**Aim:**
In the entries that follow, how many lines hold the string "Можга"? Give only that number.

**Exercise data:**
☆ ☆ ☆ ☆ ☆
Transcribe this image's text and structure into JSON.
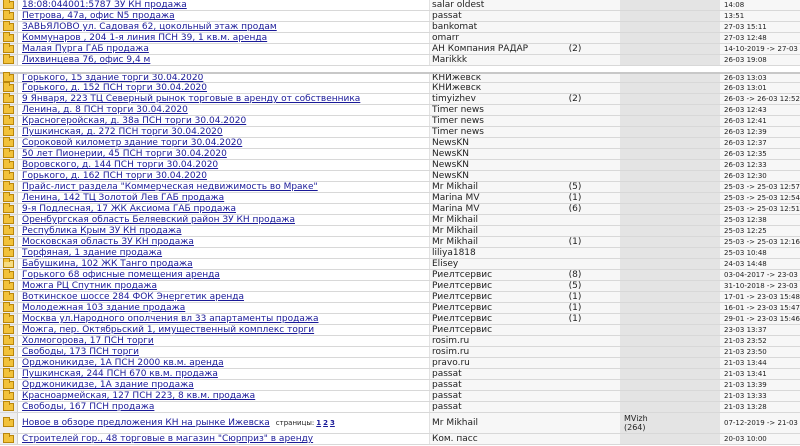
{
  "rows": [
    {
      "topic": "18:08:044001:5787 ЗУ КН продажа",
      "author": "salar oldest",
      "replies": "",
      "views": "",
      "date": "14:08",
      "read": false
    },
    {
      "topic": "Петрова, 47а, офис N5 продажа",
      "author": "passat",
      "replies": "",
      "views": "",
      "date": "13:51",
      "read": false
    },
    {
      "topic": "ЗАВЬЯЛОВО ул. Садовая 62, цокольный этаж продам",
      "author": "bankomat",
      "replies": "",
      "views": "",
      "date": "27-03 15:11",
      "read": false
    },
    {
      "topic": "Коммунаров , 204 1-я линия ПСН 39, 1 кв.м. аренда",
      "author": "omarr",
      "replies": "",
      "views": "",
      "date": "27-03 12:48",
      "read": false
    },
    {
      "topic": "Малая Пурга ГАБ продажа",
      "author": "АН Компания РАДАР",
      "replies": "(2)",
      "views": "",
      "date": "14-10-2019 -> 27-03 12:03",
      "read": false
    },
    {
      "topic": "Лихвинцева 76, офис 9,4 м",
      "author": "Marikkk",
      "replies": "",
      "views": "",
      "date": "26-03 19:08",
      "read": false
    },
    {
      "topic": "Горького, 15 здание торги 30.04.2020",
      "author": "КНИжевск",
      "replies": "",
      "views": "",
      "date": "26-03 13:03",
      "read": false,
      "sep": true
    },
    {
      "topic": "Горького, д. 152 ПСН торги 30.04.2020",
      "author": "КНИжевск",
      "replies": "",
      "views": "",
      "date": "26-03 13:01",
      "read": false
    },
    {
      "topic": "9 Января, 223 ТЦ Северный рынок торговые в аренду от собственника",
      "author": "timyizhev",
      "replies": "(2)",
      "views": "",
      "date": "26-03 -> 26-03 12:52",
      "read": false
    },
    {
      "topic": "Ленина, д. 8 ПСН торги 30.04.2020",
      "author": "Timer news",
      "replies": "",
      "views": "",
      "date": "26-03 12:43",
      "read": false
    },
    {
      "topic": "Красногеройская, д. 38а ПСН торги 30.04.2020",
      "author": "Timer news",
      "replies": "",
      "views": "",
      "date": "26-03 12:41",
      "read": false
    },
    {
      "topic": "Пушкинская, д. 272 ПСН торги 30.04.2020",
      "author": "Timer news",
      "replies": "",
      "views": "",
      "date": "26-03 12:39",
      "read": false
    },
    {
      "topic": "Сороковой километр здание торги 30.04.2020",
      "author": "NewsKN",
      "replies": "",
      "views": "",
      "date": "26-03 12:37",
      "read": false
    },
    {
      "topic": "50 лет Пионерии, 45 ПСН торги 30.04.2020",
      "author": "NewsKN",
      "replies": "",
      "views": "",
      "date": "26-03 12:35",
      "read": false
    },
    {
      "topic": "Воровского, д. 144 ПСН торги 30.04.2020",
      "author": "NewsKN",
      "replies": "",
      "views": "",
      "date": "26-03 12:33",
      "read": false
    },
    {
      "topic": "Горького, д. 162 ПСН торги 30.04.2020",
      "author": "NewsKN",
      "replies": "",
      "views": "",
      "date": "26-03 12:30",
      "read": false
    },
    {
      "topic": "Прайс-лист раздела \"Коммерческая недвижимость во Мраке\"",
      "author": "Mr Mikhail",
      "replies": "(5)",
      "views": "",
      "date": "25-03 -> 25-03 12:57",
      "read": false
    },
    {
      "topic": "Ленина, 142 ТЦ Золотой Лев ГАБ продажа",
      "author": "Marina MV",
      "replies": "(1)",
      "views": "",
      "date": "25-03 -> 25-03 12:54",
      "read": false
    },
    {
      "topic": "9-я Подлесная, 17 ЖК Аксиома ГАБ продажа",
      "author": "Marina MV",
      "replies": "(6)",
      "views": "",
      "date": "25-03 -> 25-03 12:51",
      "read": false
    },
    {
      "topic": "Оренбургская область Беляевский район ЗУ КН продажа",
      "author": "Mr Mikhail",
      "replies": "",
      "views": "",
      "date": "25-03 12:38",
      "read": false
    },
    {
      "topic": "Республика Крым ЗУ КН продажа",
      "author": "Mr Mikhail",
      "replies": "",
      "views": "",
      "date": "25-03 12:25",
      "read": false
    },
    {
      "topic": "Московская область ЗУ КН продажа",
      "author": "Mr Mikhail",
      "replies": "(1)",
      "views": "",
      "date": "25-03 -> 25-03 12:16",
      "read": false
    },
    {
      "topic": "Торфяная, 1 здание продажа",
      "author": "liliya1818",
      "replies": "",
      "views": "",
      "date": "25-03 10:48",
      "read": false
    },
    {
      "topic": "Бабушкина, 102 ЖК Танго продажа",
      "author": "Elisey",
      "replies": "",
      "views": "",
      "date": "24-03 14:48",
      "read": true
    },
    {
      "topic": "Горького 68 офисные помещения аренда",
      "author": "Риелтсервис",
      "replies": "(8)",
      "views": "",
      "date": "03-04-2017 -> 23-03 16:00",
      "read": false
    },
    {
      "topic": "Можга РЦ Спутник продажа",
      "author": "Риелтсервис",
      "replies": "(5)",
      "views": "",
      "date": "31-10-2018 -> 23-03 15:56",
      "read": false
    },
    {
      "topic": "Воткинское шоссе 284 ФОК Энергетик аренда",
      "author": "Риелтсервис",
      "replies": "(1)",
      "views": "",
      "date": "17-01 -> 23-03 15:48",
      "read": false
    },
    {
      "topic": "Молодежная 103 здание продажа",
      "author": "Риелтсервис",
      "replies": "(1)",
      "views": "",
      "date": "16-01 -> 23-03 15:47",
      "read": false
    },
    {
      "topic": "Москва ул.Народного ополчения вл 33 апартаменты продажа",
      "author": "Риелтсервис",
      "replies": "(1)",
      "views": "",
      "date": "29-01 -> 23-03 15:46",
      "read": false
    },
    {
      "topic": "Можга, пер. Октябрьский 1, имущественный комплекс торги",
      "author": "Риелтсервис",
      "replies": "",
      "views": "",
      "date": "23-03 13:37",
      "read": false
    },
    {
      "topic": "Холмогорова, 17 ПСН торги",
      "author": "rosim.ru",
      "replies": "",
      "views": "",
      "date": "21-03 23:52",
      "read": false
    },
    {
      "topic": "Свободы, 173 ПСН торги",
      "author": "rosim.ru",
      "replies": "",
      "views": "",
      "date": "21-03 23:50",
      "read": false
    },
    {
      "topic": "Орджоникидзе, 1А ПСН 2000 кв.м. аренда",
      "author": "pravo.ru",
      "replies": "",
      "views": "",
      "date": "21-03 13:44",
      "read": false
    },
    {
      "topic": "Пушкинская, 244 ПСН 670 кв.м. продажа",
      "author": "passat",
      "replies": "",
      "views": "",
      "date": "21-03 13:41",
      "read": false
    },
    {
      "topic": "Орджоникидзе, 1А здание продажа",
      "author": "passat",
      "replies": "",
      "views": "",
      "date": "21-03 13:39",
      "read": false
    },
    {
      "topic": "Красноармейская, 127 ПСН 223, 8 кв.м. продажа",
      "author": "passat",
      "replies": "",
      "views": "",
      "date": "21-03 13:33",
      "read": false
    },
    {
      "topic": "Свободы, 167 ПСН продажа",
      "author": "passat",
      "replies": "",
      "views": "",
      "date": "21-03 13:28",
      "read": false
    },
    {
      "topic": "Новое в обзоре предложения КН на рынке Ижевска",
      "author": "Mr Mikhail",
      "replies": "",
      "views": "MVizh\n(264)",
      "date": "07-12-2019 -> 21-03 00:52",
      "read": false,
      "pages_label": "страницы:",
      "pages": [
        "1",
        "2",
        "3"
      ],
      "tall": true
    },
    {
      "topic": "Строителей гор., 48 торговые в магазин \"Сюрприз\" в аренду",
      "author": "Ком. пасс",
      "replies": "",
      "views": "",
      "date": "20-03 10:00",
      "read": false
    }
  ]
}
☆ ☆ ☆ ☆ ☆
**Answer to this problem:**
2